■ WHAT TO WORK ON ■
Will you write out the data exactly, excluding every picture?
+++
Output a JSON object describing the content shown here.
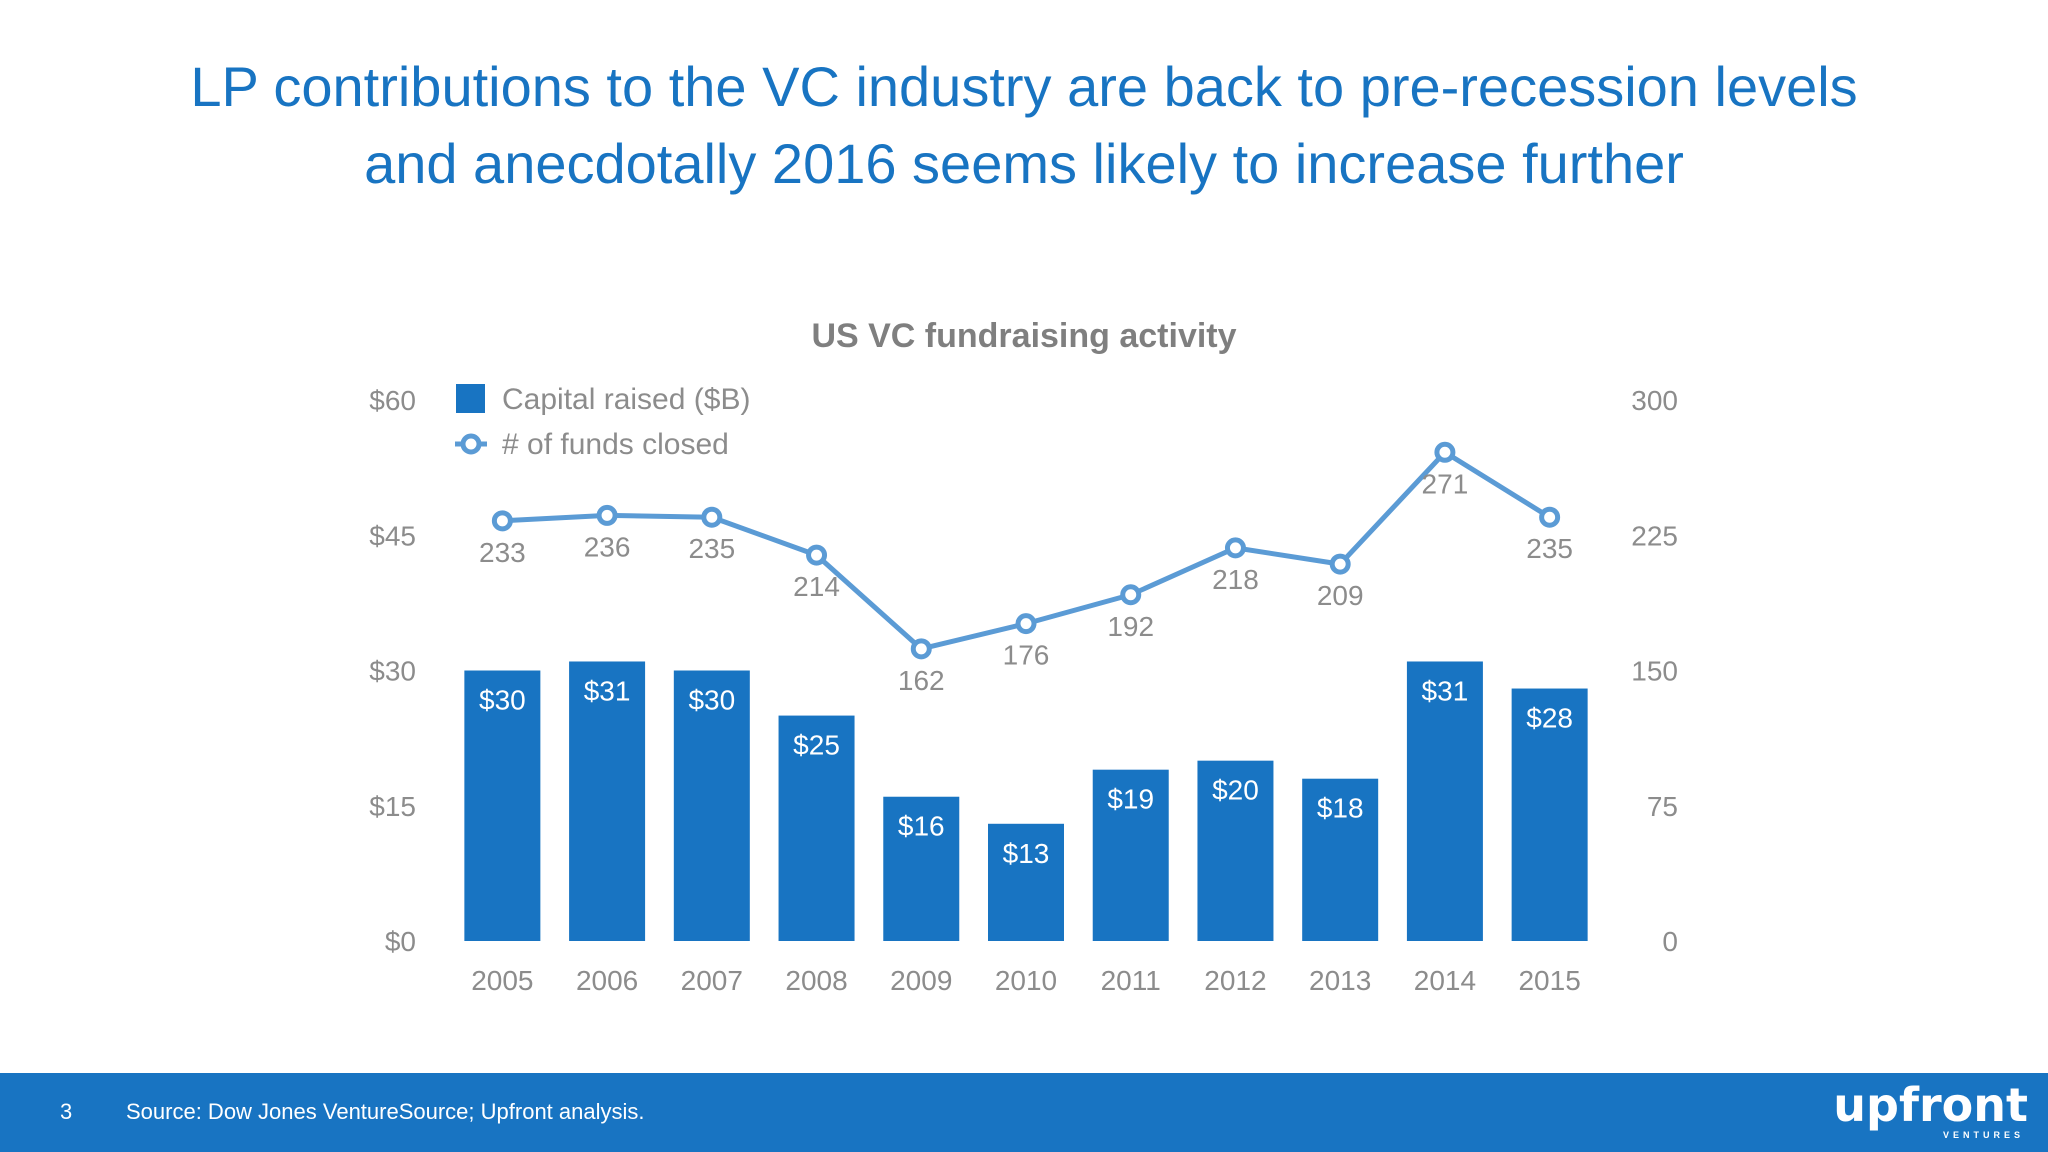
{
  "slide": {
    "title_line1": "LP contributions to the VC industry are back to pre-recession levels",
    "title_line2": "and anecdotally 2016 seems likely to increase further",
    "page_number": "3",
    "source": "Source: Dow Jones VentureSource; Upfront analysis.",
    "logo_text": "upfront",
    "logo_subtext": "VENTURES",
    "accent_color": "#1874c2"
  },
  "chart_data": {
    "type": "bar",
    "title": "US VC fundraising activity",
    "categories": [
      "2005",
      "2006",
      "2007",
      "2008",
      "2009",
      "2010",
      "2011",
      "2012",
      "2013",
      "2014",
      "2015"
    ],
    "series": [
      {
        "name": "Capital raised ($B)",
        "type": "bar",
        "axis": "left",
        "color": "#1874c2",
        "values": [
          30,
          31,
          30,
          25,
          16,
          13,
          19,
          20,
          18,
          31,
          28
        ],
        "labels": [
          "$30",
          "$31",
          "$30",
          "$25",
          "$16",
          "$13",
          "$19",
          "$20",
          "$18",
          "$31",
          "$28"
        ]
      },
      {
        "name": "# of funds closed",
        "type": "line",
        "axis": "right",
        "color": "#5b9bd5",
        "values": [
          233,
          236,
          235,
          214,
          162,
          176,
          192,
          218,
          209,
          271,
          235
        ],
        "labels": [
          "233",
          "236",
          "235",
          "214",
          "162",
          "176",
          "192",
          "218",
          "209",
          "271",
          "235"
        ]
      }
    ],
    "y_left": {
      "ylim": [
        0,
        60
      ],
      "ticks": [
        0,
        15,
        30,
        45,
        60
      ],
      "tick_labels": [
        "$0",
        "$15",
        "$30",
        "$45",
        "$60"
      ]
    },
    "y_right": {
      "ylim": [
        0,
        300
      ],
      "ticks": [
        0,
        75,
        150,
        225,
        300
      ],
      "tick_labels": [
        "0",
        "75",
        "150",
        "225",
        "300"
      ]
    },
    "legend_placement": "top-left",
    "grid": false
  }
}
+++
■ SOLUTION BELOW ■
Output a JSON object describing the content shown here.
{
  "slide": {
    "title_line1": "LP contributions to the VC industry are back to pre-recession levels",
    "title_line2": "and anecdotally 2016 seems likely to increase further",
    "page_number": "3",
    "source": "Source: Dow Jones VentureSource; Upfront analysis.",
    "logo_text": "upfront",
    "logo_subtext": "VENTURES",
    "accent_color": "#1874c2"
  },
  "chart_data": {
    "type": "bar",
    "title": "US VC fundraising activity",
    "categories": [
      "2005",
      "2006",
      "2007",
      "2008",
      "2009",
      "2010",
      "2011",
      "2012",
      "2013",
      "2014",
      "2015"
    ],
    "series": [
      {
        "name": "Capital raised ($B)",
        "type": "bar",
        "axis": "left",
        "color": "#1874c2",
        "values": [
          30,
          31,
          30,
          25,
          16,
          13,
          19,
          20,
          18,
          31,
          28
        ],
        "labels": [
          "$30",
          "$31",
          "$30",
          "$25",
          "$16",
          "$13",
          "$19",
          "$20",
          "$18",
          "$31",
          "$28"
        ]
      },
      {
        "name": "# of funds closed",
        "type": "line",
        "axis": "right",
        "color": "#5b9bd5",
        "values": [
          233,
          236,
          235,
          214,
          162,
          176,
          192,
          218,
          209,
          271,
          235
        ],
        "labels": [
          "233",
          "236",
          "235",
          "214",
          "162",
          "176",
          "192",
          "218",
          "209",
          "271",
          "235"
        ]
      }
    ],
    "y_left": {
      "ylim": [
        0,
        60
      ],
      "ticks": [
        0,
        15,
        30,
        45,
        60
      ],
      "tick_labels": [
        "$0",
        "$15",
        "$30",
        "$45",
        "$60"
      ]
    },
    "y_right": {
      "ylim": [
        0,
        300
      ],
      "ticks": [
        0,
        75,
        150,
        225,
        300
      ],
      "tick_labels": [
        "0",
        "75",
        "150",
        "225",
        "300"
      ]
    },
    "legend_placement": "top-left",
    "grid": false
  }
}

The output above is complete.